### Aim
Restate each line of the listing exactly, without carrying over any pictures.

Extracted records:
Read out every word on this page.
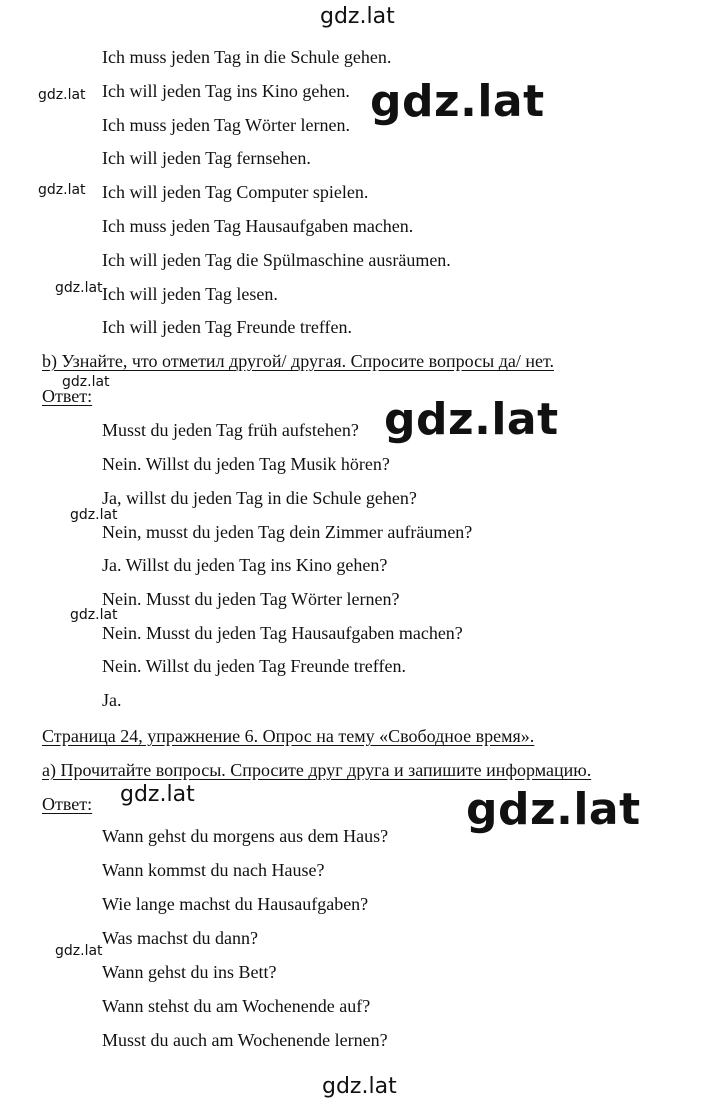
Ich muss jeden Tag in die Schule gehen.
Ich will jeden Tag ins Kino gehen.
Ich muss jeden Tag Wörter lernen.
Ich will jeden Tag fernsehen.
Ich will jeden Tag Computer spielen.
Ich muss jeden Tag Hausaufgaben machen.
Ich will jeden Tag die Spülmaschine ausräumen.
Ich will jeden Tag lesen.
Ich will jeden Tag Freunde treffen.
b) Узнайте, что отметил другой/ другая. Спросите вопросы да/ нет.
Ответ:
Musst du jeden Tag früh aufstehen?
Nein. Willst du jeden Tag Musik hören?
Ja, willst du jeden Tag in die Schule gehen?
Nein, musst du jeden Tag dein Zimmer aufräumen?
Ja. Willst du jeden Tag ins Kino gehen?
Nein. Musst du jeden Tag Wörter lernen?
Nein. Musst du jeden Tag Hausaufgaben machen?
Nein. Willst du jeden Tag Freunde treffen.
Ja.
Страница 24, упражнение 6. Опрос на тему «Свободное время».
а) Прочитайте вопросы. Спросите друг друга и запишите информацию.
Ответ:
Wann gehst du morgens aus dem Haus?
Wann kommst du nach Hause?
Wie lange machst du Hausaufgaben?
Was machst du dann?
Wann gehst du ins Bett?
Wann stehst du am Wochenende auf?
Musst du auch am Wochenende lernen?
gdz.lat
gdz.lat	gdz.lat
gdz.lat
gdz.lat
gdz.lat
gdz.lat
gdz.lat
gdz.lat
gdz.lat	gdz.lat
gdz.lat
gdz.lat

### Exercise output
Read out every word on this page.
Ich muss jeden Tag in die Schule gehen.
Ich will jeden Tag ins Kino gehen.
Ich muss jeden Tag Wörter lernen.
Ich will jeden Tag fernsehen.
Ich will jeden Tag Computer spielen.
Ich muss jeden Tag Hausaufgaben machen.
Ich will jeden Tag die Spülmaschine ausräumen.
Ich will jeden Tag lesen.
Ich will jeden Tag Freunde treffen.
b) Узнайте, что отметил другой/ другая. Спросите вопросы да/ нет.
Ответ:
Musst du jeden Tag früh aufstehen?
Nein. Willst du jeden Tag Musik hören?
Ja, willst du jeden Tag in die Schule gehen?
Nein, musst du jeden Tag dein Zimmer aufräumen?
Ja. Willst du jeden Tag ins Kino gehen?
Nein. Musst du jeden Tag Wörter lernen?
Nein. Musst du jeden Tag Hausaufgaben machen?
Nein. Willst du jeden Tag Freunde treffen.
Ja.
Страница 24, упражнение 6. Опрос на тему «Свободное время».
а) Прочитайте вопросы. Спросите друг друга и запишите информацию.
Ответ:
Wann gehst du morgens aus dem Haus?
Wann kommst du nach Hause?
Wie lange machst du Hausaufgaben?
Was machst du dann?
Wann gehst du ins Bett?
Wann stehst du am Wochenende auf?
Musst du auch am Wochenende lernen?
gdz.lat
gdz.lat	gdz.lat
gdz.lat
gdz.lat
gdz.lat
gdz.lat
gdz.lat
gdz.lat
gdz.lat	gdz.lat
gdz.lat
gdz.lat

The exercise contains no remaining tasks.